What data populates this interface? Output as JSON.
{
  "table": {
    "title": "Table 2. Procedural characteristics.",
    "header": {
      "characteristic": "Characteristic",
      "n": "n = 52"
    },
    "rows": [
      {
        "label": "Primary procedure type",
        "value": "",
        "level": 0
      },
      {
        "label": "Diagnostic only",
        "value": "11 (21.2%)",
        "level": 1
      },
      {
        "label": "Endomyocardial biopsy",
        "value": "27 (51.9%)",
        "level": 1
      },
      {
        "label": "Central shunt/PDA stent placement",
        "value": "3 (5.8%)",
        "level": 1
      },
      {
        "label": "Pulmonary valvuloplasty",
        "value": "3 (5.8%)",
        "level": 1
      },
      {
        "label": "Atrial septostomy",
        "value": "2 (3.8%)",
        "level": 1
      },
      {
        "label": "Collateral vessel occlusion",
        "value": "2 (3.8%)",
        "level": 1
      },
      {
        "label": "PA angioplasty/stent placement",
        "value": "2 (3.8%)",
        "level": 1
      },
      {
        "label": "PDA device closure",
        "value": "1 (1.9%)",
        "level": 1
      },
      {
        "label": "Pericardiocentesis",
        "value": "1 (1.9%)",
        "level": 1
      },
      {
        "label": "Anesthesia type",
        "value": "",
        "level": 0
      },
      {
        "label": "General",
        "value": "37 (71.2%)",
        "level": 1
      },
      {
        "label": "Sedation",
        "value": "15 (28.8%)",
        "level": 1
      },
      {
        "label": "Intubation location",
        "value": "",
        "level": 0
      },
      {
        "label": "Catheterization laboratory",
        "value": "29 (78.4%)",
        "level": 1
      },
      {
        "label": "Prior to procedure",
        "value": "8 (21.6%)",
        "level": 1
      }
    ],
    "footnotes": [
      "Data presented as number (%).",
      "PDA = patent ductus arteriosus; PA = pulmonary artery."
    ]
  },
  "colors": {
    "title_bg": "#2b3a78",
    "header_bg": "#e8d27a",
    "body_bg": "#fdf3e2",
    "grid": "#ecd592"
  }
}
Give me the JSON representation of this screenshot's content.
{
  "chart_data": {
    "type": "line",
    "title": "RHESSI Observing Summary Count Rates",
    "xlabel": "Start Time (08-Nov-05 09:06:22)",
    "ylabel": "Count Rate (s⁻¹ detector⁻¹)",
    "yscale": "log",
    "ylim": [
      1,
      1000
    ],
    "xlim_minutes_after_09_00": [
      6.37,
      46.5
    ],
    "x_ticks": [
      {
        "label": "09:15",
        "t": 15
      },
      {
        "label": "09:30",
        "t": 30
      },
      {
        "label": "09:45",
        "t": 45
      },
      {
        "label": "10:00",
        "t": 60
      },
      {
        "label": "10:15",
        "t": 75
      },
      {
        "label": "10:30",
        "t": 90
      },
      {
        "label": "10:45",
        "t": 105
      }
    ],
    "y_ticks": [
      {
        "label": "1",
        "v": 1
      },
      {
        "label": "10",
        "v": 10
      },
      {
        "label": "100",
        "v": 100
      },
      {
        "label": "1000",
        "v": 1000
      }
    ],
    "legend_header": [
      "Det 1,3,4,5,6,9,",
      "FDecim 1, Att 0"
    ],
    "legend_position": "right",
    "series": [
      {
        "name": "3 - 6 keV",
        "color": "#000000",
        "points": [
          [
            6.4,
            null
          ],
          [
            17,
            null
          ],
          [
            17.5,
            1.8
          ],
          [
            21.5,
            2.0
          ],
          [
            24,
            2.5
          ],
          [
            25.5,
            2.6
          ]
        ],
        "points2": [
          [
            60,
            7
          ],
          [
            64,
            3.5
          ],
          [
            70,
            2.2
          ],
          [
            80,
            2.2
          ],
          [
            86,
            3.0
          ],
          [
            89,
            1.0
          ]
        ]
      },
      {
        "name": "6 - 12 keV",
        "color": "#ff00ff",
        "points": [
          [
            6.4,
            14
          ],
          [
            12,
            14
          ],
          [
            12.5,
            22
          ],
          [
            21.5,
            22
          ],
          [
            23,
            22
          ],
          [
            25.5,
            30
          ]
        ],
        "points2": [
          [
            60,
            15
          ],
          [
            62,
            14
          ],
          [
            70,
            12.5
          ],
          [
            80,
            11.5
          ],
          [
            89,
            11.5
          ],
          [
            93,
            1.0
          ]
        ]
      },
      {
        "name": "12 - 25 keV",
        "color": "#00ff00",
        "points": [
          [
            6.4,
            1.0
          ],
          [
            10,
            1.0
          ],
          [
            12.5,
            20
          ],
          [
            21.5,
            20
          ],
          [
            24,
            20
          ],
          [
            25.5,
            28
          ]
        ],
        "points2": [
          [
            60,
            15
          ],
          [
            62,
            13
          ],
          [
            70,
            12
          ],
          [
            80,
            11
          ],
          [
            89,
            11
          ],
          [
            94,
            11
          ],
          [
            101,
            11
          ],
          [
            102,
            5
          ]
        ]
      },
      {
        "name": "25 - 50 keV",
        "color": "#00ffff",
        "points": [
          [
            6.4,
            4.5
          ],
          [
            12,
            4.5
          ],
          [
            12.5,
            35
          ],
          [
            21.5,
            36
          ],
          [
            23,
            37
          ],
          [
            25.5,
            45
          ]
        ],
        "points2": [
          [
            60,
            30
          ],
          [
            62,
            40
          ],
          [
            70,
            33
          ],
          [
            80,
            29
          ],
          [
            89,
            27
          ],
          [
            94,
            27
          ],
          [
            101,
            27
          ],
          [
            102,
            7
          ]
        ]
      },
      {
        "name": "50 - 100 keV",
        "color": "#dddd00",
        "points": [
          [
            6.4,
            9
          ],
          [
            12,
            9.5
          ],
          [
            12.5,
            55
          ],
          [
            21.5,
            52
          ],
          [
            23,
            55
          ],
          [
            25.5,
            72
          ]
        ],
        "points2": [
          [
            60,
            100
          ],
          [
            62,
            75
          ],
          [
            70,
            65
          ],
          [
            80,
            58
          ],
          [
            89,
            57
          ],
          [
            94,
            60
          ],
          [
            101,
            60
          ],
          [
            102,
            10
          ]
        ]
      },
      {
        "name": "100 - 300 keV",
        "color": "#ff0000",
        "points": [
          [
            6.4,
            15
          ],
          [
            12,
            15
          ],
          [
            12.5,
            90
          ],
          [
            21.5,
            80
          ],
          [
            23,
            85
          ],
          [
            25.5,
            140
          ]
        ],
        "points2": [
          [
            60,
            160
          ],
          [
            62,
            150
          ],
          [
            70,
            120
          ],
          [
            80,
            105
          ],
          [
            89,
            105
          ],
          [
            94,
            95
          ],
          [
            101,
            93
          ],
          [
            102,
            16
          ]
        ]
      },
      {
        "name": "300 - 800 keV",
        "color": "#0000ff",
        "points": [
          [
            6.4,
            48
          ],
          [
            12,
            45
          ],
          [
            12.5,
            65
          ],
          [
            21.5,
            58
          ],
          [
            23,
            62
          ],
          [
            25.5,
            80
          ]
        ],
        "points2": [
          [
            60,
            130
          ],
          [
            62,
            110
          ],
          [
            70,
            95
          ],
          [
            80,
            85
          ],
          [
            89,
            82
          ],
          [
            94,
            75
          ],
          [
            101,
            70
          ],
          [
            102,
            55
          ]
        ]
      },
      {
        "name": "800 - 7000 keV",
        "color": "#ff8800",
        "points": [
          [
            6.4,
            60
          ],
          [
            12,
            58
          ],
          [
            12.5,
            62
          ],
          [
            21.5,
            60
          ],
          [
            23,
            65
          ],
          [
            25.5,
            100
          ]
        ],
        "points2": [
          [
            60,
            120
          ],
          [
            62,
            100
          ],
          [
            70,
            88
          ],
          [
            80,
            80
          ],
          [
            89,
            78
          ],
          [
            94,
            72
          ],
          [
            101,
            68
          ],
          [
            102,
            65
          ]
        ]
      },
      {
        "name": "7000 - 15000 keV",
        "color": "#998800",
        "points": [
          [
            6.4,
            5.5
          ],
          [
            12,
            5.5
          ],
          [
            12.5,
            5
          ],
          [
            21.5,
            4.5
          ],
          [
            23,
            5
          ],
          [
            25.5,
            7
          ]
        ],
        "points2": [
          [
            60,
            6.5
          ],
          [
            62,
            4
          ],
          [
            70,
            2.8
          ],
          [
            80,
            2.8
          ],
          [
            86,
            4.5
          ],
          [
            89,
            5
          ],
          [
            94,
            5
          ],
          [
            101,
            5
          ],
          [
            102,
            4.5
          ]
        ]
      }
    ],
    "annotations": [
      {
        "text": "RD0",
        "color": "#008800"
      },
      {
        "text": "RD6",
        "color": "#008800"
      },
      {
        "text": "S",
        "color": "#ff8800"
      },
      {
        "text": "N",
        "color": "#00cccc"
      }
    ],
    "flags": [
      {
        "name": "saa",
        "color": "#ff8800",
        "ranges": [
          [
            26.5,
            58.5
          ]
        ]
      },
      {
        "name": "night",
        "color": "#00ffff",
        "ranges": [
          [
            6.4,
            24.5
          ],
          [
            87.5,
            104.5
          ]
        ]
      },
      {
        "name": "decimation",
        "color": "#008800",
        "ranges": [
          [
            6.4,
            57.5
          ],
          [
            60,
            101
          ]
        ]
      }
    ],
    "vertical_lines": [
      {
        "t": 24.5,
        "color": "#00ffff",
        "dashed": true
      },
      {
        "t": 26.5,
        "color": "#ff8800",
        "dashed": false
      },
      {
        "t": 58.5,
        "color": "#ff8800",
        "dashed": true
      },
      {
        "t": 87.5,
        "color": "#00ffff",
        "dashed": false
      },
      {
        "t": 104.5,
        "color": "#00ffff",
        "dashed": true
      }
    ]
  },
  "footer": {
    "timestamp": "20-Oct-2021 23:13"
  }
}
---+---
Exercise aim ->
Your task is to collect every line above that contains the word "procedure".

Output ->
        "label": "Primary procedure type",
        "label": "Prior to procedure",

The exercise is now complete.